Goal: Retype the whole listing, please, keeping every line exact and dropping the pictures.

Start Input for this task

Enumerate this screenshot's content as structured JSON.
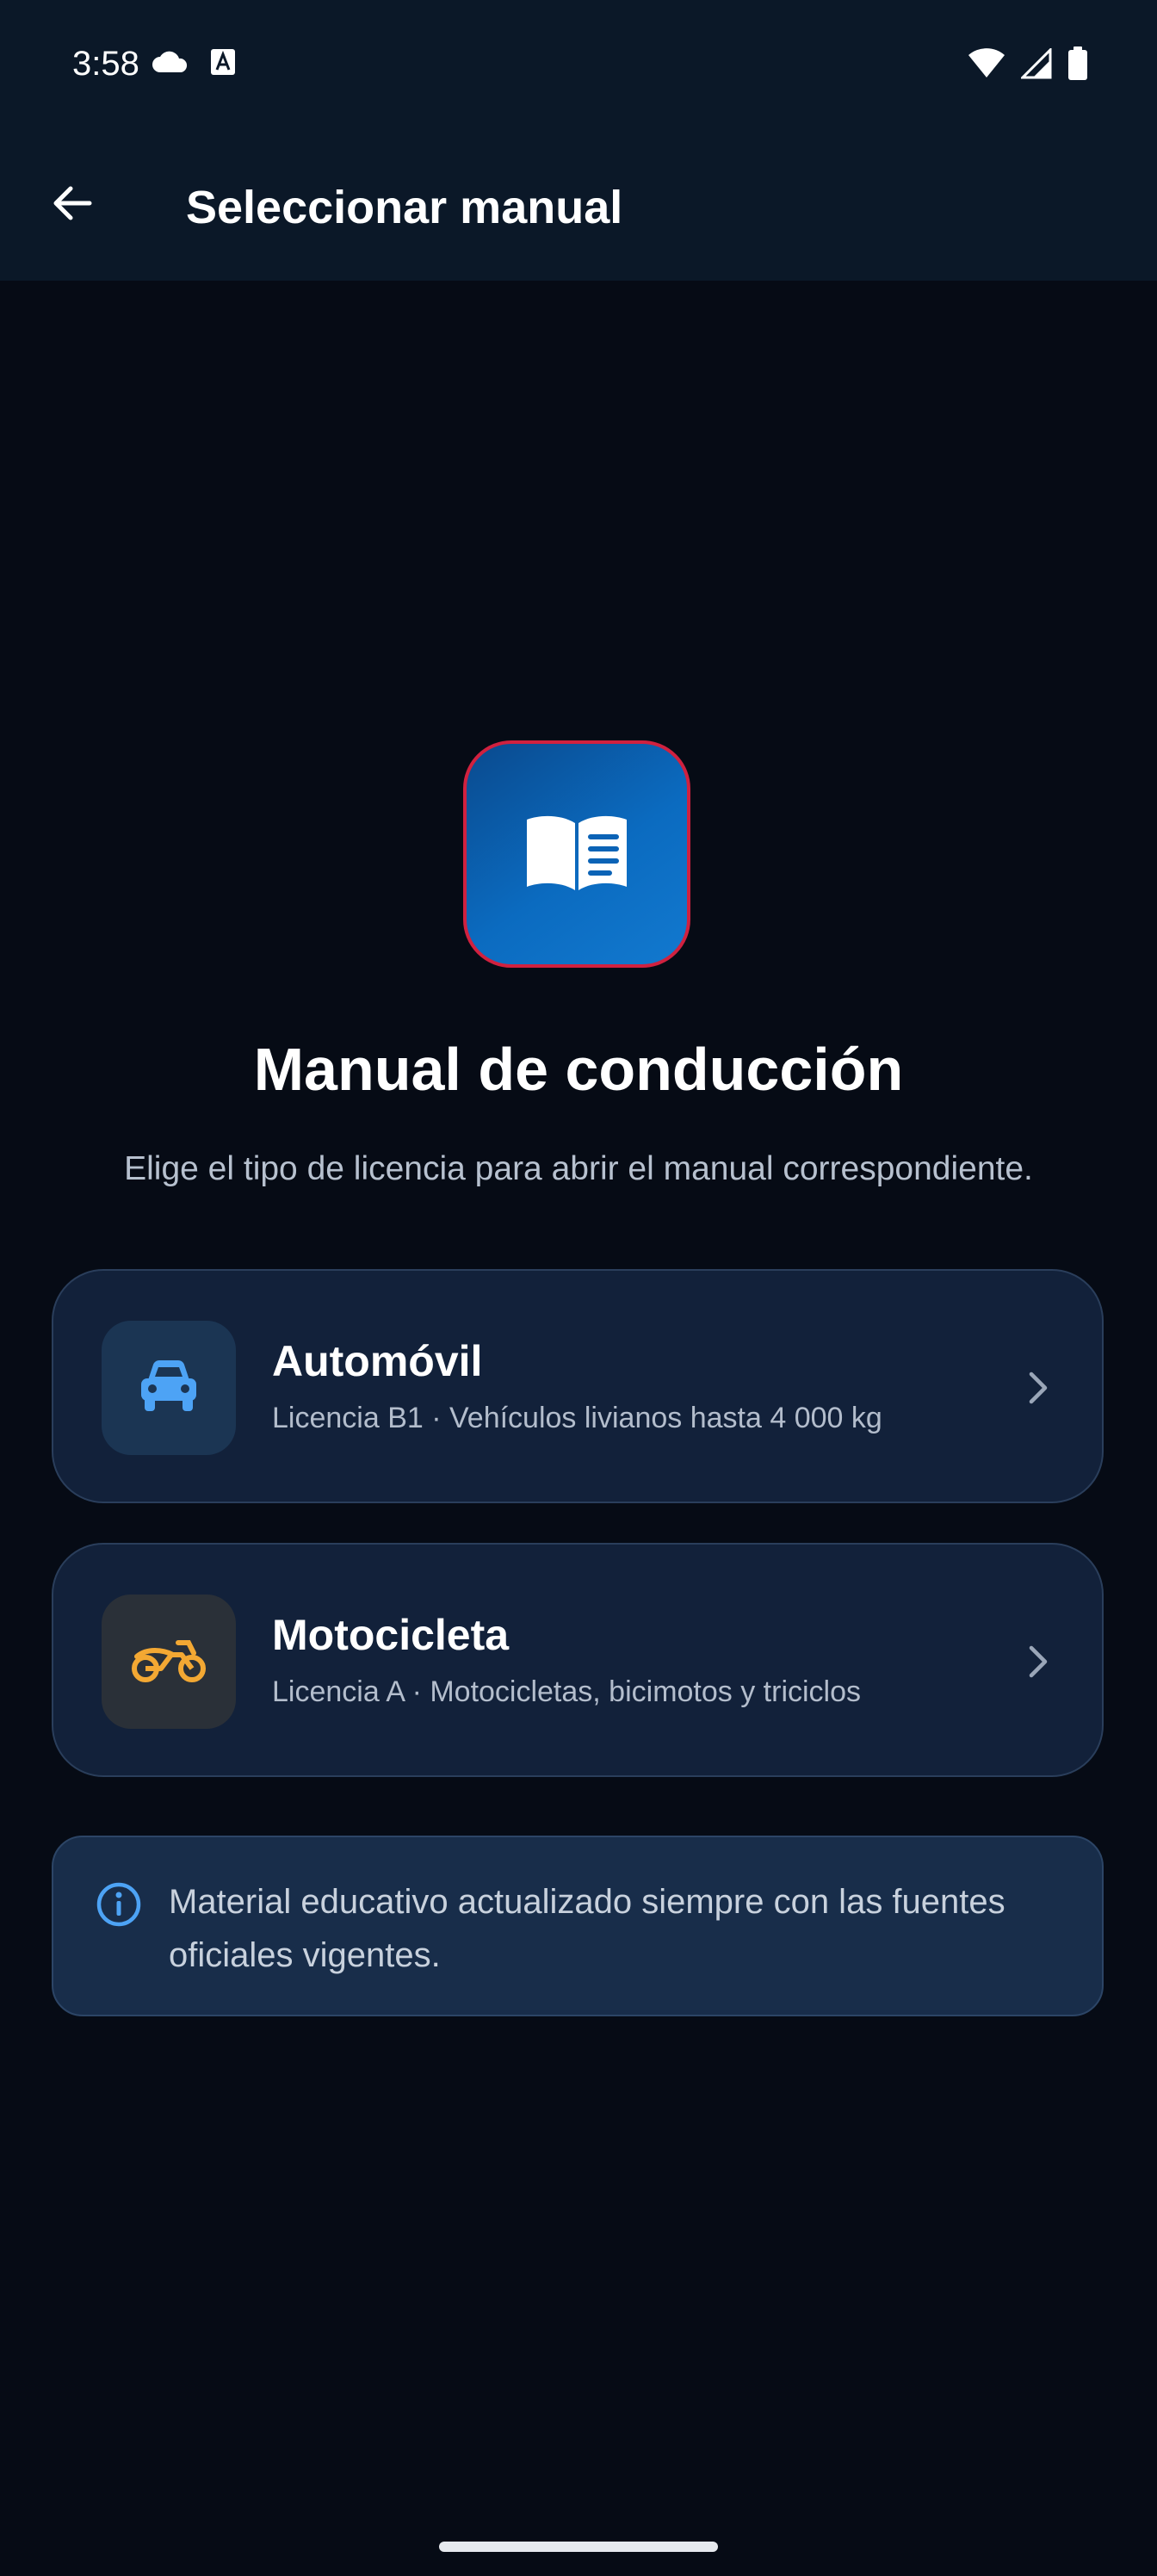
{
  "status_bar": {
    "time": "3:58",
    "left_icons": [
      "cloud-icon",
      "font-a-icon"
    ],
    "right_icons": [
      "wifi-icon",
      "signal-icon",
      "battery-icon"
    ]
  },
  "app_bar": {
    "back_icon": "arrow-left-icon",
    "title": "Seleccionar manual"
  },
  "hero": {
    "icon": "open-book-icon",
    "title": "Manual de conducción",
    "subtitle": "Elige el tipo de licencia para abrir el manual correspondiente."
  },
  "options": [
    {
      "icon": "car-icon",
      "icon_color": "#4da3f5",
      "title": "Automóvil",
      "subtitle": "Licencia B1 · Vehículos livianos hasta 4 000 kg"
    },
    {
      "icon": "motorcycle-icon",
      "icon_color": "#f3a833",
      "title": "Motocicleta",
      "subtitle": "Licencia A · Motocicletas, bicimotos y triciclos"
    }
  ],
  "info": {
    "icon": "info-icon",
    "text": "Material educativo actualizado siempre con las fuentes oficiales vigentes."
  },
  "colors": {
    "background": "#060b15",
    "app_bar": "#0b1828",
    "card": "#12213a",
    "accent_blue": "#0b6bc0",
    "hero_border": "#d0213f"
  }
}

End Input for this task

Correct response:
Enumerate this screenshot's content as structured JSON.
{
  "status_bar": {
    "time": "3:58",
    "left_icons": [
      "cloud-icon",
      "font-a-icon"
    ],
    "right_icons": [
      "wifi-icon",
      "signal-icon",
      "battery-icon"
    ]
  },
  "app_bar": {
    "back_icon": "arrow-left-icon",
    "title": "Seleccionar manual"
  },
  "hero": {
    "icon": "open-book-icon",
    "title": "Manual de conducción",
    "subtitle": "Elige el tipo de licencia para abrir el manual correspondiente."
  },
  "options": [
    {
      "icon": "car-icon",
      "icon_color": "#4da3f5",
      "title": "Automóvil",
      "subtitle": "Licencia B1 · Vehículos livianos hasta 4 000 kg"
    },
    {
      "icon": "motorcycle-icon",
      "icon_color": "#f3a833",
      "title": "Motocicleta",
      "subtitle": "Licencia A · Motocicletas, bicimotos y triciclos"
    }
  ],
  "info": {
    "icon": "info-icon",
    "text": "Material educativo actualizado siempre con las fuentes oficiales vigentes."
  },
  "colors": {
    "background": "#060b15",
    "app_bar": "#0b1828",
    "card": "#12213a",
    "accent_blue": "#0b6bc0",
    "hero_border": "#d0213f"
  }
}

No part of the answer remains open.